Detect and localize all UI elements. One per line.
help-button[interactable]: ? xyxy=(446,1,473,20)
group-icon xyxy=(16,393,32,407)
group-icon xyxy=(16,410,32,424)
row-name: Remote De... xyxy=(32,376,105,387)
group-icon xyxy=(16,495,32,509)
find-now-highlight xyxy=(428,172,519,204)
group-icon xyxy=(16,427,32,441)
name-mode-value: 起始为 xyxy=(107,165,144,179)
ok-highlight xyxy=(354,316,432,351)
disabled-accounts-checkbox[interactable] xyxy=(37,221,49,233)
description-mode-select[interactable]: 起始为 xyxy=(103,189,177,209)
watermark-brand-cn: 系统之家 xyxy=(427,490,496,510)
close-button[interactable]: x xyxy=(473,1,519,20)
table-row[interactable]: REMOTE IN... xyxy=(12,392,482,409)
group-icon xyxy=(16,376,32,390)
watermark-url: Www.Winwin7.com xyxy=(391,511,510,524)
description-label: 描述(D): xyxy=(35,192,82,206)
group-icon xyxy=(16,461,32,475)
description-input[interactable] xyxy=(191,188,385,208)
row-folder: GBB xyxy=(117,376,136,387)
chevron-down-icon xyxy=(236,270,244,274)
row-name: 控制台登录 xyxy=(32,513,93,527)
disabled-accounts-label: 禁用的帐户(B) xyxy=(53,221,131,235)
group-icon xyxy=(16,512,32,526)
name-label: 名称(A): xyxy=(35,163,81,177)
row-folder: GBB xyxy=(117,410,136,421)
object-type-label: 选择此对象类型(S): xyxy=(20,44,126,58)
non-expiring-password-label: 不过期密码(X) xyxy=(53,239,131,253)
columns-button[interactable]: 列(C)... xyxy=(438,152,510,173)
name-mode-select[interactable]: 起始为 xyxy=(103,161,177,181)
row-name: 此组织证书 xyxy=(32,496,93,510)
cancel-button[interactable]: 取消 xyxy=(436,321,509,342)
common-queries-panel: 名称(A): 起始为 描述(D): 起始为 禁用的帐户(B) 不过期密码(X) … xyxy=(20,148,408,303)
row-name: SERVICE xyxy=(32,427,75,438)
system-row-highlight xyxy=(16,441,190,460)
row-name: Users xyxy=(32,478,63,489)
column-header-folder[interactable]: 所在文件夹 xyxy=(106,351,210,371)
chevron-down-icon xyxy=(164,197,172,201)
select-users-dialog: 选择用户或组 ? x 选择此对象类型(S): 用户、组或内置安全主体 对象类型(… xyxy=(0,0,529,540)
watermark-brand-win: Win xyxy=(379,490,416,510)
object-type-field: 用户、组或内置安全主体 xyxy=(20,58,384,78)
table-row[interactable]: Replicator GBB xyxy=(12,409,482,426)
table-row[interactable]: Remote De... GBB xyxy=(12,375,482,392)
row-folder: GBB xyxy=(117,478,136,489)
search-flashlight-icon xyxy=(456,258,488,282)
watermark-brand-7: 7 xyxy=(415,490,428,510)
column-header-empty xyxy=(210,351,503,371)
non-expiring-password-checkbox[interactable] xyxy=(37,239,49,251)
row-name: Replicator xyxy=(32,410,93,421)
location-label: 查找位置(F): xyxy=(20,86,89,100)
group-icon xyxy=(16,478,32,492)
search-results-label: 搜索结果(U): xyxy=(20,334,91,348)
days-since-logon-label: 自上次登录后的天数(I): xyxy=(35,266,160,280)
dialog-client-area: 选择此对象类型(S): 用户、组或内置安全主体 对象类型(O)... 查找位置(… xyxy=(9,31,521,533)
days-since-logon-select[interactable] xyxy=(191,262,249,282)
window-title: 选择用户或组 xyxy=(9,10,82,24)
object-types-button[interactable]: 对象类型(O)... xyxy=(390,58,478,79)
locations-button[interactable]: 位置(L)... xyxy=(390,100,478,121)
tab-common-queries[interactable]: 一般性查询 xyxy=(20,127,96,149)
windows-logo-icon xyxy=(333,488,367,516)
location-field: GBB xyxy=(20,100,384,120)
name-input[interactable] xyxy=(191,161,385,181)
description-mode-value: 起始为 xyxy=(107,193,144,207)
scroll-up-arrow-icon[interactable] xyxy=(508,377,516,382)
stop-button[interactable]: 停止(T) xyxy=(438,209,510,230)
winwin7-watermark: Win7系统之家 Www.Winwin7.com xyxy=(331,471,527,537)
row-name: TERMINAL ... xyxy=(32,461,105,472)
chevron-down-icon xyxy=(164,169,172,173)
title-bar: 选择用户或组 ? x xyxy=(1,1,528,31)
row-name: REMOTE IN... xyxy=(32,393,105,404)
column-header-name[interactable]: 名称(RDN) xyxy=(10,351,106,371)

#####

- [What is needed]:
Rewrite the lines above as a JSON list of strings, with one string per line and blank lines left out.

- [Task response]:
[
  "Detect and localize all UI elements. One per line.",
  "help-button[interactable]: ? xyxy=(446,1,473,20)",
  "group-icon xyxy=(16,393,32,407)",
  "group-icon xyxy=(16,410,32,424)",
  "row-name: Remote De... xyxy=(32,376,105,387)",
  "group-icon xyxy=(16,495,32,509)",
  "find-now-highlight xyxy=(428,172,519,204)",
  "group-icon xyxy=(16,427,32,441)",
  "name-mode-value: 起始为 xyxy=(107,165,144,179)",
  "ok-highlight xyxy=(354,316,432,351)",
  "disabled-accounts-checkbox[interactable] xyxy=(37,221,49,233)",
  "description-mode-select[interactable]: 起始为 xyxy=(103,189,177,209)",
  "watermark-brand-cn: 系统之家 xyxy=(427,490,496,510)",
  "close-button[interactable]: x xyxy=(473,1,519,20)",
  "table-row[interactable]: REMOTE IN... xyxy=(12,392,482,409)",
  "group-icon xyxy=(16,376,32,390)",
  "watermark-url: Www.Winwin7.com xyxy=(391,511,510,524)",
  "description-label: 描述(D): xyxy=(35,192,82,206)",
  "group-icon xyxy=(16,461,32,475)",
  "description-input[interactable] xyxy=(191,188,385,208)",
  "row-folder: GBB xyxy=(117,376,136,387)",
  "chevron-down-icon xyxy=(236,270,244,274)",
  "row-name: 控制台登录 xyxy=(32,513,93,527)",
  "disabled-accounts-label: 禁用的帐户(B) xyxy=(53,221,131,235)",
  "group-icon xyxy=(16,512,32,526)",
  "name-label: 名称(A): xyxy=(35,163,81,177)",
  "row-folder: GBB xyxy=(117,410,136,421)",
  "object-type-label: 选择此对象类型(S): xyxy=(20,44,126,58)",
  "non-expiring-password-label: 不过期密码(X) xyxy=(53,239,131,253)",
  "columns-button[interactable]: 列(C)... xyxy=(438,152,510,173)",
  "name-mode-select[interactable]: 起始为 xyxy=(103,161,177,181)",
  "row-name: 此组织证书 xyxy=(32,496,93,510)",
  "cancel-button[interactable]: 取消 xyxy=(436,321,509,342)",
  "common-queries-panel: 名称(A): 起始为 描述(D): 起始为 禁用的帐户(B) 不过期密码(X) … xyxy=(20,148,408,303)",
  "row-name: SERVICE xyxy=(32,427,75,438)",
  "system-row-highlight xyxy=(16,441,190,460)",
  "row-name: Users xyxy=(32,478,63,489)",
  "column-header-folder[interactable]: 所在文件夹 xyxy=(106,351,210,371)",
  "chevron-down-icon xyxy=(164,197,172,201)",
  "select-users-dialog: 选择用户或组 ? x 选择此对象类型(S): 用户、组或内置安全主体 对象类型(… xyxy=(0,0,529,540)",
  "watermark-brand-win: Win xyxy=(379,490,416,510)",
  "object-type-field: 用户、组或内置安全主体 xyxy=(20,58,384,78)",
  "table-row[interactable]: Replicator GBB xyxy=(12,409,482,426)",
  "table-row[interactable]: Remote De... GBB xyxy=(12,375,482,392)",
  "row-folder: GBB xyxy=(117,478,136,489)",
  "search-flashlight-icon xyxy=(456,258,488,282)",
  "watermark-brand-7: 7 xyxy=(415,490,428,510)",
  "column-header-empty xyxy=(210,351,503,371)",
  "non-expiring-password-checkbox[interactable] xyxy=(37,239,49,251)",
  "row-name: Replicator xyxy=(32,410,93,421)",
  "location-label: 查找位置(F): xyxy=(20,86,89,100)",
  "group-icon xyxy=(16,478,32,492)",
  "search-results-label: 搜索结果(U): xyxy=(20,334,91,348)",
  "days-since-logon-label: 自上次登录后的天数(I): xyxy=(35,266,160,280)",
  "dialog-client-area: 选择此对象类型(S): 用户、组或内置安全主体 对象类型(O)... 查找位置(… xyxy=(9,31,521,533)",
  "days-since-logon-select[interactable] xyxy=(191,262,249,282)",
  "window-title: 选择用户或组 xyxy=(9,10,82,24)",
  "object-types-button[interactable]: 对象类型(O)... xyxy=(390,58,478,79)",
  "locations-button[interactable]: 位置(L)... xyxy=(390,100,478,121)",
  "tab-common-queries[interactable]: 一般性查询 xyxy=(20,127,96,149)",
  "windows-logo-icon xyxy=(333,488,367,516)",
  "location-field: GBB xyxy=(20,100,384,120)",
  "name-input[interactable] xyxy=(191,161,385,181)",
  "description-mode-value: 起始为 xyxy=(107,193,144,207)",
  "scroll-up-arrow-icon[interactable] xyxy=(508,377,516,382)",
  "stop-button[interactable]: 停止(T) xyxy=(438,209,510,230)",
  "winwin7-watermark: Win7系统之家 Www.Winwin7.com xyxy=(331,471,527,537)",
  "row-name: TERMINAL ... xyxy=(32,461,105,472)",
  "chevron-down-icon xyxy=(164,169,172,173)",
  "title-bar: 选择用户或组 ? x xyxy=(1,1,528,31)",
  "row-name: REMOTE IN... xyxy=(32,393,105,404)",
  "column-header-name[interactable]: 名称(RDN) xyxy=(10,351,106,371)"
]